What is asked ::
a) Quote the passage of the Chello Zone company profile that opens with the words containing "The beginning of the 1990s" and closes with "throughout Eastern Europe.".
b) Rewrite the stored records from their first line through the line containing "- x-tick-label: 2020: [295, 572, 336, 592]", changing "gridline" to "horizontal-gridline" and leaving everything else unchanged. Return only those lines.

Incorporated: 1991 as Zonevision Ltd.
NAIC: 512191 Teleproduction and Other Postproduction Services
SIC: 7819 Services Allied to Motion Pictures
Chello Zone Ltd. is a major developer of television programming. The company develops, produces, broadcasts, and distributes a bouquet of themed television channels. The U.K.-based company's programming operations focus on developing highly specialized and niche formats that, as the company puts it, "respond to gaps in the media market." Among the company's offerings are flagship Zone Reality (formerly known as Reality TV), which features unscripted and reality-based programming; Zone Romantica, which features telenovelas, soap operas, and other drama and variety programming designed to appeal to a largely female audience; JimJam, a children's oriented channel; and Zone Europe, specializing in European-made commercial films. Other Zone channels include the Extreme Sports Channel, Zone Horror, Zone Thriller, and Club Zone.
Zone has long been one of the most international of television programmers, having been founded to provide U.K.-made television programs for the Eastern European market. In 2007, the company's programming reached more than 126 countries, and was available in 24 languages. The company operates its own network of production studios providing voice-over, dubbing, subtitling, and other localization services for its own and other television programming. The company operates studios in the United Kingdom, Poland, Romania, Russia, Hungary, Croatia, Bulgaria, Slovenia, and Serbia. These studios support channel representation, the group's other major area of operation for Chello Zone. The company acts as a representative for more than 28 channels, including MTV and VH1, Discovery, Animal Planet, Cartoon Network, and Turner Broadcasting's TCM, negotiating carriage deals, and providing localization, marketing, administration, and other management support services. This division is especially active in the Eastern European and Middle East regions. Founded as Zone Vision in 1991, Chello Zone has been 90 percent owned by Chellomedia, the content division of Liberty Global, since 2005. The company changed its name to Chello Zone in 2007. Founder Chris Wronski remains the company's chairman, while Dermot Short serves as company CEO.
Selling Music Programming to Eastern Europe in 1991
Polish-born Chris Wronski immigrated to the United Kingdom at the beginning of the 1980s. Then 20 years old, Wronski received training from the Overseas Film School in London's Barbican district. Wronski's interest in music led him into managing bands and operating a small music studio by the end of the 1980s. At the same time, Wronski had also been involved in organizing concerts and music festivals.
The beginning of the 1990s provided a fertile period for Wronski's future business interest. The collapse of Communism and the end of the Soviet domination of Eastern Europe introduced a surge of interest in Western music, films, and television broadcasts. At the same time, the arrival of new satellite broadcasting technologies promised not only wider distribution possibilities, but heightened demand for the programming to fill their channels.
Wronski spotted an opportunity to use his contacts in the British music industry to sell music television programming to Polish broadcasters. In 1991, he founded Zone Vision for that purpose; the company quickly became an important intermediary for music and sports events programming in Poland, and soon throughout Eastern Europe.

Stored records:
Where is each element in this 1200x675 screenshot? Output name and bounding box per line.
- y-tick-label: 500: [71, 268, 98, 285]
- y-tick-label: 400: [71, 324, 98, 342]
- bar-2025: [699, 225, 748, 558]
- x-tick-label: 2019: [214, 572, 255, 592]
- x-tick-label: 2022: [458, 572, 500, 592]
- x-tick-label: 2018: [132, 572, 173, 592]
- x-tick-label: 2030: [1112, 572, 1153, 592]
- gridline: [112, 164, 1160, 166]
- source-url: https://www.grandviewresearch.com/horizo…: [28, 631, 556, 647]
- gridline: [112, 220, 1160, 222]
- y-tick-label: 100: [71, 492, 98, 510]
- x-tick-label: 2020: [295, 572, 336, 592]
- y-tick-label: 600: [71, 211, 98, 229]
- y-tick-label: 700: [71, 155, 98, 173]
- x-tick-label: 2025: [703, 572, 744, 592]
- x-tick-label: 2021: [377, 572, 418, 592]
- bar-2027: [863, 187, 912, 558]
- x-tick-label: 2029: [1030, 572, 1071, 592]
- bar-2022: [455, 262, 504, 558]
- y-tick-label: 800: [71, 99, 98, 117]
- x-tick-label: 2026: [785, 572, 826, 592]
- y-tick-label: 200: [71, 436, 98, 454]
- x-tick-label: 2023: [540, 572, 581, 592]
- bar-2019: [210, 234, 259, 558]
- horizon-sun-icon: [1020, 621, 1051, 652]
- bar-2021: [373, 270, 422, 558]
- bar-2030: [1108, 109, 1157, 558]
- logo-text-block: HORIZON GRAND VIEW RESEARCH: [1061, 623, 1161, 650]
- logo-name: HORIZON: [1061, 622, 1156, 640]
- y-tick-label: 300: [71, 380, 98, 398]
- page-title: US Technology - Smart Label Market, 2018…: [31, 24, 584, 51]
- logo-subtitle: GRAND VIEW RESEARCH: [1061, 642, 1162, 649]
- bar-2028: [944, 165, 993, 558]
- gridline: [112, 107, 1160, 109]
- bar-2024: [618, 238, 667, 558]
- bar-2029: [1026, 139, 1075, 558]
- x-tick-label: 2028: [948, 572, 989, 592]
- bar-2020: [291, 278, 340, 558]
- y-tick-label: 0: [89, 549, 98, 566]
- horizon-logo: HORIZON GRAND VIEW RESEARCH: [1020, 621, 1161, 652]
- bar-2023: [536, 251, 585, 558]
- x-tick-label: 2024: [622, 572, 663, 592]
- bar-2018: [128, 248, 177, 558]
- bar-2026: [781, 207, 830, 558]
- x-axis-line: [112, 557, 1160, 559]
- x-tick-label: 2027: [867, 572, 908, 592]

Answers for this exercise ::
a)
The beginning of the 1990s provided a fertile period for Wronski's future business interest. The collapse of Communism and the end of the Soviet domination of Eastern Europe introduced a surge of interest in Western music, films, and television broadcasts. At the same time, the arrival of new satellite broadcasting technologies promised not only wider distribution possibilities, but heightened demand for the programming to fill their channels.
Wronski spotted an opportunity to use his contacts in the British music industry to sell music television programming to Polish broadcasters. In 1991, he founded Zone Vision for that purpose; the company quickly became an important intermediary for music and sports events programming in Poland, and soon throughout Eastern Europe.

b)
Where is each element in this 1200x675 screenshot? Output name and bounding box per line.
- y-tick-label: 500: [71, 268, 98, 285]
- y-tick-label: 400: [71, 324, 98, 342]
- bar-2025: [699, 225, 748, 558]
- x-tick-label: 2019: [214, 572, 255, 592]
- x-tick-label: 2022: [458, 572, 500, 592]
- x-tick-label: 2018: [132, 572, 173, 592]
- x-tick-label: 2030: [1112, 572, 1153, 592]
- horizontal-gridline: [112, 164, 1160, 166]
- source-url: https://www.grandviewresearch.com/horizo…: [28, 631, 556, 647]
- horizontal-gridline: [112, 220, 1160, 222]
- y-tick-label: 100: [71, 492, 98, 510]
- x-tick-label: 2020: [295, 572, 336, 592]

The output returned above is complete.